[Rows from a dataset]
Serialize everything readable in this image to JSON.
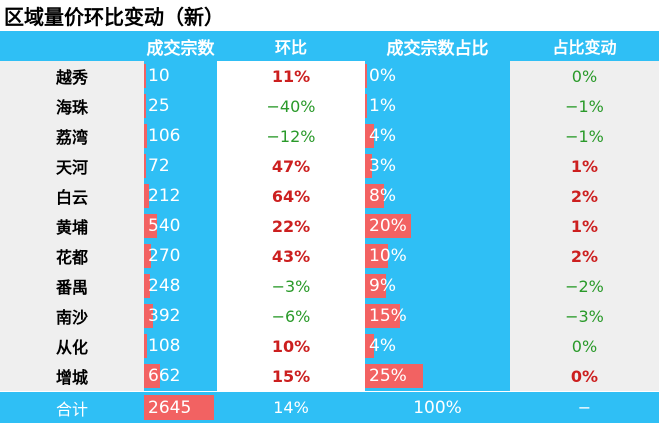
{
  "title": "区域量价环比变动（新）",
  "headers": [
    "",
    "成交宗数",
    "环比",
    "成交宗数占比",
    "占比变动"
  ],
  "rows": [
    {
      "district": "越秀",
      "deals": "10",
      "deals_value": 10,
      "mom": "11%",
      "mom_dir": "up",
      "share": "0%",
      "share_value": 0,
      "share_change": "0%",
      "change_dir": "down"
    },
    {
      "district": "海珠",
      "deals": "25",
      "deals_value": 25,
      "mom": "−40%",
      "mom_dir": "down",
      "share": "1%",
      "share_value": 1,
      "share_change": "−1%",
      "change_dir": "down"
    },
    {
      "district": "荔湾",
      "deals": "106",
      "deals_value": 106,
      "mom": "−12%",
      "mom_dir": "down",
      "share": "4%",
      "share_value": 4,
      "share_change": "−1%",
      "change_dir": "down"
    },
    {
      "district": "天河",
      "deals": "72",
      "deals_value": 72,
      "mom": "47%",
      "mom_dir": "up",
      "share": "3%",
      "share_value": 3,
      "share_change": "1%",
      "change_dir": "up"
    },
    {
      "district": "白云",
      "deals": "212",
      "deals_value": 212,
      "mom": "64%",
      "mom_dir": "up",
      "share": "8%",
      "share_value": 8,
      "share_change": "2%",
      "change_dir": "up"
    },
    {
      "district": "黄埔",
      "deals": "540",
      "deals_value": 540,
      "mom": "22%",
      "mom_dir": "up",
      "share": "20%",
      "share_value": 20,
      "share_change": "1%",
      "change_dir": "up"
    },
    {
      "district": "花都",
      "deals": "270",
      "deals_value": 270,
      "mom": "43%",
      "mom_dir": "up",
      "share": "10%",
      "share_value": 10,
      "share_change": "2%",
      "change_dir": "up"
    },
    {
      "district": "番禺",
      "deals": "248",
      "deals_value": 248,
      "mom": "−3%",
      "mom_dir": "down",
      "share": "9%",
      "share_value": 9,
      "share_change": "−2%",
      "change_dir": "down"
    },
    {
      "district": "南沙",
      "deals": "392",
      "deals_value": 392,
      "mom": "−6%",
      "mom_dir": "down",
      "share": "15%",
      "share_value": 15,
      "share_change": "−3%",
      "change_dir": "down"
    },
    {
      "district": "从化",
      "deals": "108",
      "deals_value": 108,
      "mom": "10%",
      "mom_dir": "up",
      "share": "4%",
      "share_value": 4,
      "share_change": "0%",
      "change_dir": "down"
    },
    {
      "district": "增城",
      "deals": "662",
      "deals_value": 662,
      "mom": "15%",
      "mom_dir": "up",
      "share": "25%",
      "share_value": 25,
      "share_change": "0%",
      "change_dir": "up"
    }
  ],
  "total": {
    "label": "合计",
    "deals": "2645",
    "deals_value": 2645,
    "mom": "14%",
    "share": "100%",
    "share_change": "−"
  },
  "colors": {
    "header_bg": "#2fbff5",
    "bar": "#f26262",
    "up": "#cc1f1f",
    "down": "#2a9a2a",
    "row_bg": "#efefef"
  }
}
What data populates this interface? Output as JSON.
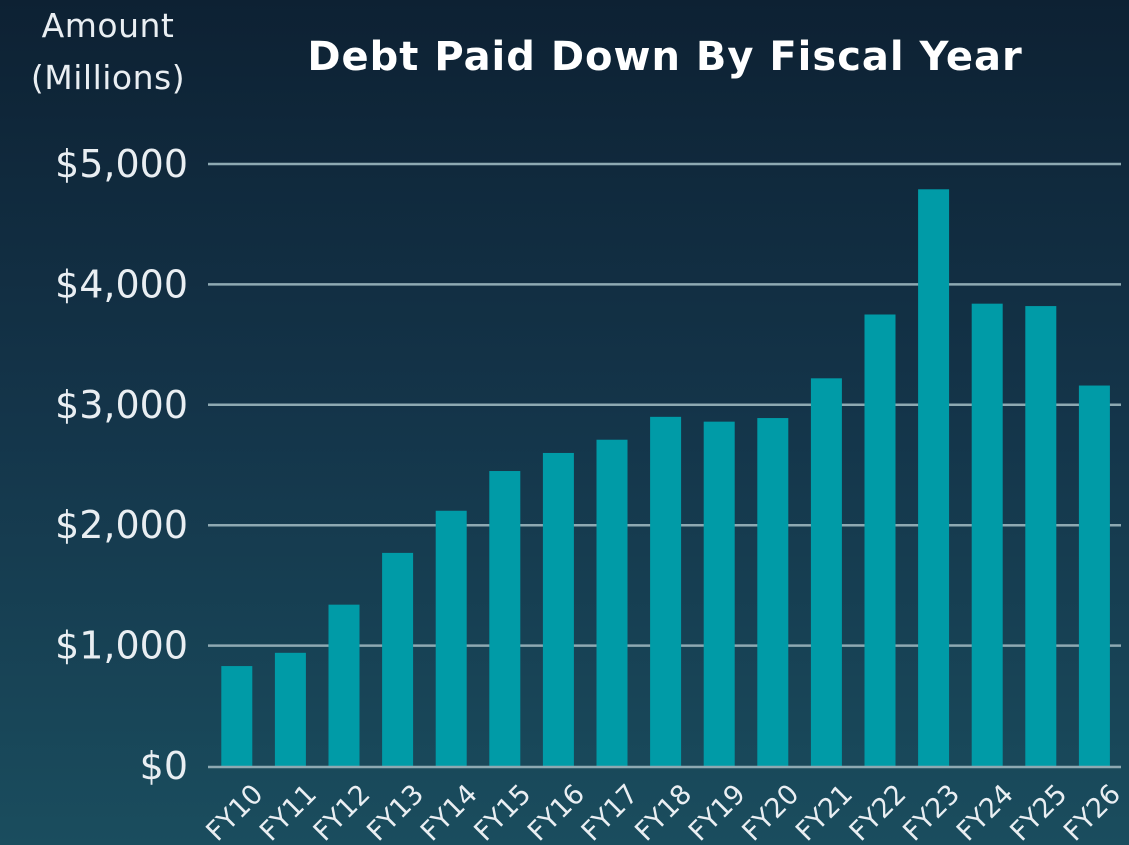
{
  "chart_data": {
    "type": "bar",
    "title": "Debt Paid Down By Fiscal Year",
    "ylabel_lines": [
      "Amount",
      "(Millions)"
    ],
    "xlabel": "",
    "categories": [
      "FY10",
      "FY11",
      "FY12",
      "FY13",
      "FY14",
      "FY15",
      "FY16",
      "FY17",
      "FY18",
      "FY19",
      "FY20",
      "FY21",
      "FY22",
      "FY23",
      "FY24",
      "FY25",
      "FY26"
    ],
    "values": [
      830,
      940,
      1340,
      1770,
      2120,
      2450,
      2600,
      2710,
      2900,
      2860,
      2890,
      3220,
      3750,
      4790,
      3840,
      3820,
      3160
    ],
    "ylim": [
      0,
      5000
    ],
    "yticks": [
      0,
      1000,
      2000,
      3000,
      4000,
      5000
    ],
    "ytick_labels": [
      "$0",
      "$1,000",
      "$2,000",
      "$3,000",
      "$4,000",
      "$5,000"
    ],
    "grid": true,
    "bar_color": "#009ba7",
    "grid_color": "#8ea9b2",
    "text_color": "#e9eef2"
  }
}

[TASK DIRECTIONS]
Extract exactly the lines from the one containing "What data populates" through the last line of the records above, both included, and leave out the pictures.

[TASK OUTPUT]
What data populates this interface? Output as JSON.
{
  "chart_data": {
    "type": "bar",
    "title": "Debt Paid Down By Fiscal Year",
    "ylabel_lines": [
      "Amount",
      "(Millions)"
    ],
    "xlabel": "",
    "categories": [
      "FY10",
      "FY11",
      "FY12",
      "FY13",
      "FY14",
      "FY15",
      "FY16",
      "FY17",
      "FY18",
      "FY19",
      "FY20",
      "FY21",
      "FY22",
      "FY23",
      "FY24",
      "FY25",
      "FY26"
    ],
    "values": [
      830,
      940,
      1340,
      1770,
      2120,
      2450,
      2600,
      2710,
      2900,
      2860,
      2890,
      3220,
      3750,
      4790,
      3840,
      3820,
      3160
    ],
    "ylim": [
      0,
      5000
    ],
    "yticks": [
      0,
      1000,
      2000,
      3000,
      4000,
      5000
    ],
    "ytick_labels": [
      "$0",
      "$1,000",
      "$2,000",
      "$3,000",
      "$4,000",
      "$5,000"
    ],
    "grid": true,
    "bar_color": "#009ba7",
    "grid_color": "#8ea9b2",
    "text_color": "#e9eef2"
  }
}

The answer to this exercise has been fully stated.